**Dataset items:**
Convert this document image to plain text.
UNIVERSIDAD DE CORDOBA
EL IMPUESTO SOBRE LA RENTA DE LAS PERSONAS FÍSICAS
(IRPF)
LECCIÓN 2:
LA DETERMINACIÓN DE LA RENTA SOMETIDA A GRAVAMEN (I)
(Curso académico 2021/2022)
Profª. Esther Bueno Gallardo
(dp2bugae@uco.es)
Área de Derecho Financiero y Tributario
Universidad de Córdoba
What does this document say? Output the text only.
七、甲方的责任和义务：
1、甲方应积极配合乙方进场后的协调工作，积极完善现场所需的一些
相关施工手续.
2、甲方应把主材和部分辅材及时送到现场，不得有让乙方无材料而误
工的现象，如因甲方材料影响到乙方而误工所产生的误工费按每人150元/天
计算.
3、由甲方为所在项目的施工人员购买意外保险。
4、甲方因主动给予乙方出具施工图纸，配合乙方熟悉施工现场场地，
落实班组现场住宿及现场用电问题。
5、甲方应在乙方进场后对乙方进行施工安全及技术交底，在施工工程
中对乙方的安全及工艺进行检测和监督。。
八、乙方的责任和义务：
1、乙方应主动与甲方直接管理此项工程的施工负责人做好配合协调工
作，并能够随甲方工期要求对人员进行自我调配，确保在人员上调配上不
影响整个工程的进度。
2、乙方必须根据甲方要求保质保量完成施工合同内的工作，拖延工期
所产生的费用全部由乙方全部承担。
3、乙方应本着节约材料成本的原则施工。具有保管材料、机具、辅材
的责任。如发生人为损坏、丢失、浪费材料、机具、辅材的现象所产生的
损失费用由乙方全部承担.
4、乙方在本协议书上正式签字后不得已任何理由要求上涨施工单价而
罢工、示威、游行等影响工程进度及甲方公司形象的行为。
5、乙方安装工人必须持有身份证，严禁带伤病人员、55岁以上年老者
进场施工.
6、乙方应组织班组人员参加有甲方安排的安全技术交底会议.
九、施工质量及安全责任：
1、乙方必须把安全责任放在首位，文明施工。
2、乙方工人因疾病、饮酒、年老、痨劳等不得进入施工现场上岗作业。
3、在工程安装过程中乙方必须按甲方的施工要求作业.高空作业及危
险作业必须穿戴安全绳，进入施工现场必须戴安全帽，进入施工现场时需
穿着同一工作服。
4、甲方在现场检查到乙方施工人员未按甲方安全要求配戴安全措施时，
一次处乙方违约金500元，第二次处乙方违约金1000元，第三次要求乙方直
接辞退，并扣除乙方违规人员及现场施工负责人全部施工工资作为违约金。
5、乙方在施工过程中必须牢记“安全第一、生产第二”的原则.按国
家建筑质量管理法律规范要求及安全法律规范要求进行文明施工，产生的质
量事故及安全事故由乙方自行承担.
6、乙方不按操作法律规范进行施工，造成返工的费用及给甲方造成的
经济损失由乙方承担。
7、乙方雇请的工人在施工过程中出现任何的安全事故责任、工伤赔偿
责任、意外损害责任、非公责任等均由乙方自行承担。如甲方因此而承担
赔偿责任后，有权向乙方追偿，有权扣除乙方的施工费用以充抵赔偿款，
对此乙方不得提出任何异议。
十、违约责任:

**Brief:**
Please reproduce all of the entries exactly as they stand.

**Completed exercise:**
Convert this document image to plain text.
UNIVERSIDAD DE CORDOBA
EL IMPUESTO SOBRE LA RENTA DE LAS PERSONAS FÍSICAS
(IRPF)
LECCIÓN 2:
LA DETERMINACIÓN DE LA RENTA SOMETIDA A GRAVAMEN (I)
(Curso académico 2021/2022)
Profª. Esther Bueno Gallardo
(dp2bugae@uco.es)
Área de Derecho Financiero y Tributario
Universidad de Córdoba
What does this document say? Output the text only.
七、甲方的责任和义务：
1、甲方应积极配合乙方进场后的协调工作，积极完善现场所需的一些
相关施工手续.
2、甲方应把主材和部分辅材及时送到现场，不得有让乙方无材料而误
工的现象，如因甲方材料影响到乙方而误工所产生的误工费按每人150元/天
计算.
3、由甲方为所在项目的施工人员购买意外保险。
4、甲方因主动给予乙方出具施工图纸，配合乙方熟悉施工现场场地，
落实班组现场住宿及现场用电问题。
5、甲方应在乙方进场后对乙方进行施工安全及技术交底，在施工工程
中对乙方的安全及工艺进行检测和监督。。
八、乙方的责任和义务：
1、乙方应主动与甲方直接管理此项工程的施工负责人做好配合协调工
作，并能够随甲方工期要求对人员进行自我调配，确保在人员上调配上不
影响整个工程的进度。
2、乙方必须根据甲方要求保质保量完成施工合同内的工作，拖延工期
所产生的费用全部由乙方全部承担。
3、乙方应本着节约材料成本的原则施工。具有保管材料、机具、辅材
的责任。如发生人为损坏、丢失、浪费材料、机具、辅材的现象所产生的
损失费用由乙方全部承担.
4、乙方在本协议书上正式签字后不得已任何理由要求上涨施工单价而
罢工、示威、游行等影响工程进度及甲方公司形象的行为。
5、乙方安装工人必须持有身份证，严禁带伤病人员、55岁以上年老者
进场施工.
6、乙方应组织班组人员参加有甲方安排的安全技术交底会议.
九、施工质量及安全责任：
1、乙方必须把安全责任放在首位，文明施工。
2、乙方工人因疾病、饮酒、年老、痨劳等不得进入施工现场上岗作业。
3、在工程安装过程中乙方必须按甲方的施工要求作业.高空作业及危
险作业必须穿戴安全绳，进入施工现场必须戴安全帽，进入施工现场时需
穿着同一工作服。
4、甲方在现场检查到乙方施工人员未按甲方安全要求配戴安全措施时，
一次处乙方违约金500元，第二次处乙方违约金1000元，第三次要求乙方直
接辞退，并扣除乙方违规人员及现场施工负责人全部施工工资作为违约金。
5、乙方在施工过程中必须牢记“安全第一、生产第二”的原则.按国
家建筑质量管理法律规范要求及安全法律规范要求进行文明施工，产生的质
量事故及安全事故由乙方自行承担.
6、乙方不按操作法律规范进行施工，造成返工的费用及给甲方造成的
经济损失由乙方承担。
7、乙方雇请的工人在施工过程中出现任何的安全事故责任、工伤赔偿
责任、意外损害责任、非公责任等均由乙方自行承担。如甲方因此而承担
赔偿责任后，有权向乙方追偿，有权扣除乙方的施工费用以充抵赔偿款，
对此乙方不得提出任何异议。
十、违约责任:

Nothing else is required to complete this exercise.